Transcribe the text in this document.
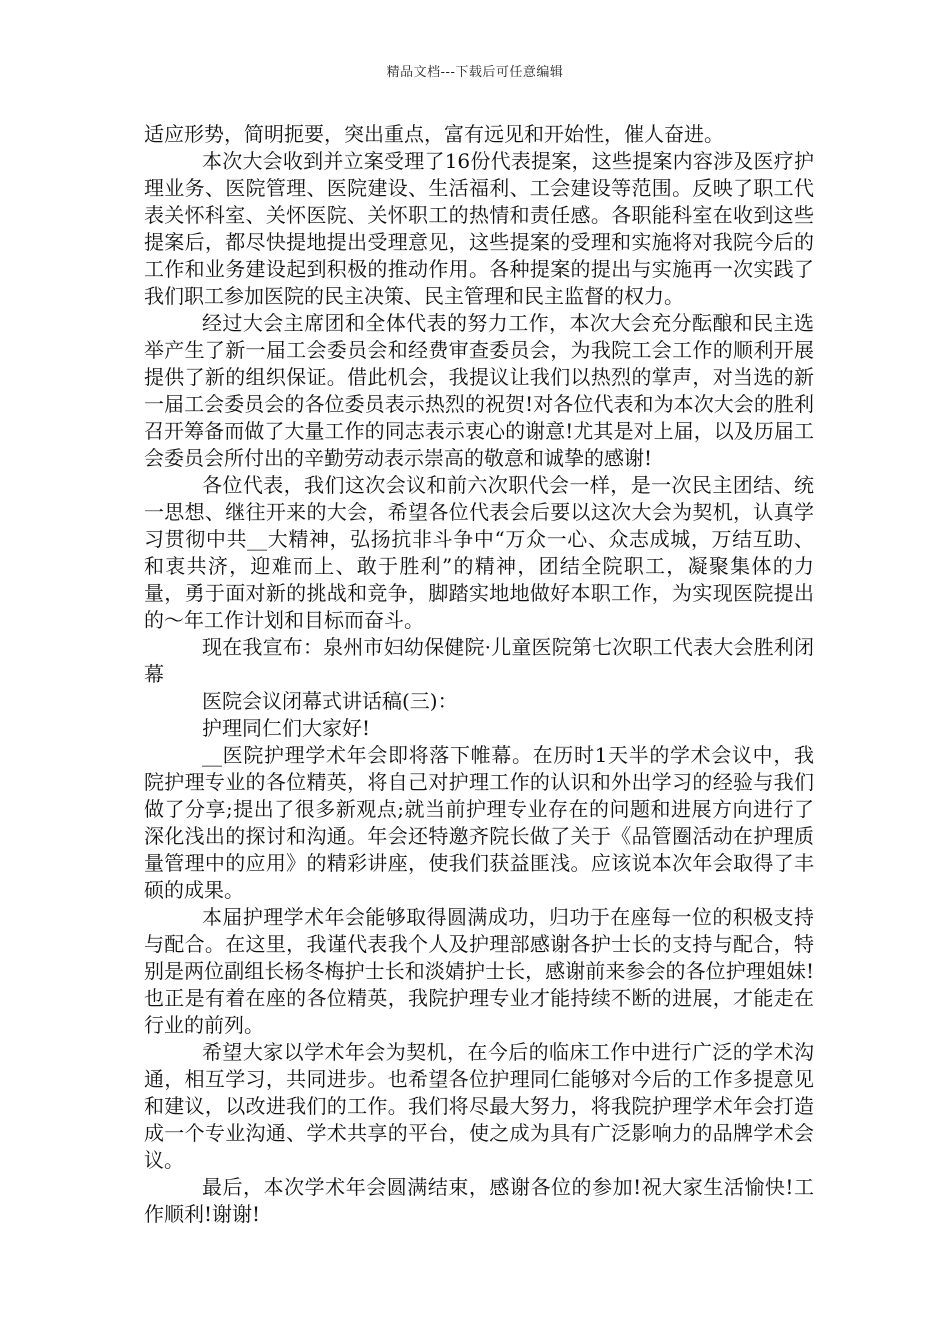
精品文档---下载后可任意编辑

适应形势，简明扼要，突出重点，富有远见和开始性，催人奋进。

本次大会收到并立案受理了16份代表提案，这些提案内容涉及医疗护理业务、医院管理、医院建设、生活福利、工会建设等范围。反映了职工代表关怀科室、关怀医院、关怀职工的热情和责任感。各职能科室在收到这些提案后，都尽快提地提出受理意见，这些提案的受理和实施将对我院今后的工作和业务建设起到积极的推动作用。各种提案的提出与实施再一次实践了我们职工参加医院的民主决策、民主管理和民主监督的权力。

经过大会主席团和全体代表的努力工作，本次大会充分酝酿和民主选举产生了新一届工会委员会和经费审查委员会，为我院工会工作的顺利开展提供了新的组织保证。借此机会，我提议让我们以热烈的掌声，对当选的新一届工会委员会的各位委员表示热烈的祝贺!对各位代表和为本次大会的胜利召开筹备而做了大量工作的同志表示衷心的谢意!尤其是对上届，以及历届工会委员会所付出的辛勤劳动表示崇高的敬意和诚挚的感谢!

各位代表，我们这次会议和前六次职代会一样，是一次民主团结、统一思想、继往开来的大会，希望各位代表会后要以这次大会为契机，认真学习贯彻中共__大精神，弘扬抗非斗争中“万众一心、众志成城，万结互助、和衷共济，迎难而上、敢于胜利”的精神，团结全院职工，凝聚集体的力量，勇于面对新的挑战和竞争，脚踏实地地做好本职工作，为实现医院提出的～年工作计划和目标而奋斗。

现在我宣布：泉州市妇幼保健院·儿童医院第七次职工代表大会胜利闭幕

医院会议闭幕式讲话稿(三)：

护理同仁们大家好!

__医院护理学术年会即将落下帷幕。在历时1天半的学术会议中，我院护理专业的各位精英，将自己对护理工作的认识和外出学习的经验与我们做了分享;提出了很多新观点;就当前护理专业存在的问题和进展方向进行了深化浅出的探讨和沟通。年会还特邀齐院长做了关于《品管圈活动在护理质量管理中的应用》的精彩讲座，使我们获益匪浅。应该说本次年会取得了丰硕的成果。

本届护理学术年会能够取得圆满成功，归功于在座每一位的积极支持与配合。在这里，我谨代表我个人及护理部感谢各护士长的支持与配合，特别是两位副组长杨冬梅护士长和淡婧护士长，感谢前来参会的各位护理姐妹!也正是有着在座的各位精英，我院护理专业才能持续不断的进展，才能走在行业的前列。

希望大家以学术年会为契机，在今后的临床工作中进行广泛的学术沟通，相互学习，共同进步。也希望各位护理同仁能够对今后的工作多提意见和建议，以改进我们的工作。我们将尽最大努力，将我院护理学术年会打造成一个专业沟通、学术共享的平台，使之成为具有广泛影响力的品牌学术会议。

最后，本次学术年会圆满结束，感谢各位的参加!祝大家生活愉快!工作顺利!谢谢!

### What is being asked
Copy the listing in full and without alteration, omitting every picture.

### Reply to the task
Transcribe the text in this document.
精品文档---下载后可任意编辑

适应形势，简明扼要，突出重点，富有远见和开始性，催人奋进。

本次大会收到并立案受理了16份代表提案，这些提案内容涉及医疗护理业务、医院管理、医院建设、生活福利、工会建设等范围。反映了职工代表关怀科室、关怀医院、关怀职工的热情和责任感。各职能科室在收到这些提案后，都尽快提地提出受理意见，这些提案的受理和实施将对我院今后的工作和业务建设起到积极的推动作用。各种提案的提出与实施再一次实践了我们职工参加医院的民主决策、民主管理和民主监督的权力。

经过大会主席团和全体代表的努力工作，本次大会充分酝酿和民主选举产生了新一届工会委员会和经费审查委员会，为我院工会工作的顺利开展提供了新的组织保证。借此机会，我提议让我们以热烈的掌声，对当选的新一届工会委员会的各位委员表示热烈的祝贺!对各位代表和为本次大会的胜利召开筹备而做了大量工作的同志表示衷心的谢意!尤其是对上届，以及历届工会委员会所付出的辛勤劳动表示崇高的敬意和诚挚的感谢!

各位代表，我们这次会议和前六次职代会一样，是一次民主团结、统一思想、继往开来的大会，希望各位代表会后要以这次大会为契机，认真学习贯彻中共__大精神，弘扬抗非斗争中“万众一心、众志成城，万结互助、和衷共济，迎难而上、敢于胜利”的精神，团结全院职工，凝聚集体的力量，勇于面对新的挑战和竞争，脚踏实地地做好本职工作，为实现医院提出的～年工作计划和目标而奋斗。

现在我宣布：泉州市妇幼保健院·儿童医院第七次职工代表大会胜利闭幕

医院会议闭幕式讲话稿(三)：

护理同仁们大家好!

__医院护理学术年会即将落下帷幕。在历时1天半的学术会议中，我院护理专业的各位精英，将自己对护理工作的认识和外出学习的经验与我们做了分享;提出了很多新观点;就当前护理专业存在的问题和进展方向进行了深化浅出的探讨和沟通。年会还特邀齐院长做了关于《品管圈活动在护理质量管理中的应用》的精彩讲座，使我们获益匪浅。应该说本次年会取得了丰硕的成果。

本届护理学术年会能够取得圆满成功，归功于在座每一位的积极支持与配合。在这里，我谨代表我个人及护理部感谢各护士长的支持与配合，特别是两位副组长杨冬梅护士长和淡婧护士长，感谢前来参会的各位护理姐妹!也正是有着在座的各位精英，我院护理专业才能持续不断的进展，才能走在行业的前列。

希望大家以学术年会为契机，在今后的临床工作中进行广泛的学术沟通，相互学习，共同进步。也希望各位护理同仁能够对今后的工作多提意见和建议，以改进我们的工作。我们将尽最大努力，将我院护理学术年会打造成一个专业沟通、学术共享的平台，使之成为具有广泛影响力的品牌学术会议。

最后，本次学术年会圆满结束，感谢各位的参加!祝大家生活愉快!工作顺利!谢谢!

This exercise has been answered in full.